[Dataset records on visual material]
________

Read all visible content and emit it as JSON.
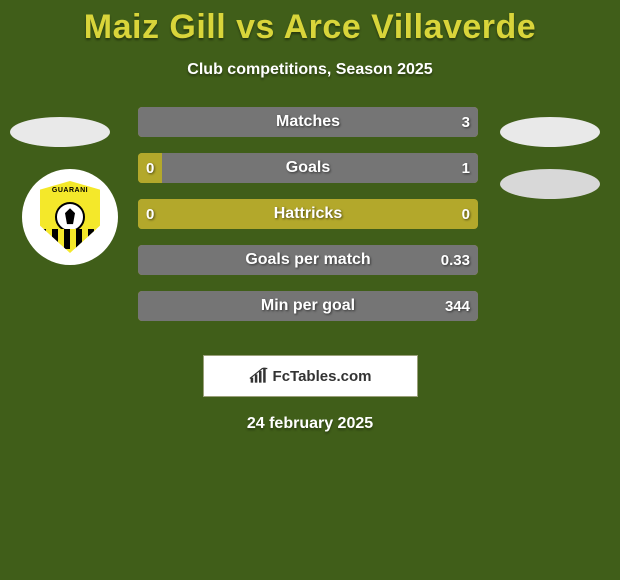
{
  "title": "Maiz Gill vs Arce Villaverde",
  "subtitle": "Club competitions, Season 2025",
  "date": "24 february 2025",
  "colors": {
    "page_bg": "#405e19",
    "title": "#d9d53a",
    "text": "#ffffff",
    "bar_left": "#b3a82b",
    "bar_right": "#757575"
  },
  "crest": {
    "band_text": "GUARANI"
  },
  "branding": {
    "label": "FcTables.com"
  },
  "rows": [
    {
      "label": "Matches",
      "left_val": "",
      "right_val": "3",
      "left_pct": 0,
      "right_pct": 100
    },
    {
      "label": "Goals",
      "left_val": "0",
      "right_val": "1",
      "left_pct": 7,
      "right_pct": 93
    },
    {
      "label": "Hattricks",
      "left_val": "0",
      "right_val": "0",
      "left_pct": 7,
      "right_pct": 0
    },
    {
      "label": "Goals per match",
      "left_val": "",
      "right_val": "0.33",
      "left_pct": 0,
      "right_pct": 100
    },
    {
      "label": "Min per goal",
      "left_val": "",
      "right_val": "344",
      "left_pct": 0,
      "right_pct": 100
    }
  ]
}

________

» EXERCISE: Repeat the records above exactly, leaving out any pictures they contain.

» EXERCISE OUTPUT:
Read all visible content and emit it as JSON.
{
  "title": "Maiz Gill vs Arce Villaverde",
  "subtitle": "Club competitions, Season 2025",
  "date": "24 february 2025",
  "colors": {
    "page_bg": "#405e19",
    "title": "#d9d53a",
    "text": "#ffffff",
    "bar_left": "#b3a82b",
    "bar_right": "#757575"
  },
  "crest": {
    "band_text": "GUARANI"
  },
  "branding": {
    "label": "FcTables.com"
  },
  "rows": [
    {
      "label": "Matches",
      "left_val": "",
      "right_val": "3",
      "left_pct": 0,
      "right_pct": 100
    },
    {
      "label": "Goals",
      "left_val": "0",
      "right_val": "1",
      "left_pct": 7,
      "right_pct": 93
    },
    {
      "label": "Hattricks",
      "left_val": "0",
      "right_val": "0",
      "left_pct": 7,
      "right_pct": 0
    },
    {
      "label": "Goals per match",
      "left_val": "",
      "right_val": "0.33",
      "left_pct": 0,
      "right_pct": 100
    },
    {
      "label": "Min per goal",
      "left_val": "",
      "right_val": "344",
      "left_pct": 0,
      "right_pct": 100
    }
  ]
}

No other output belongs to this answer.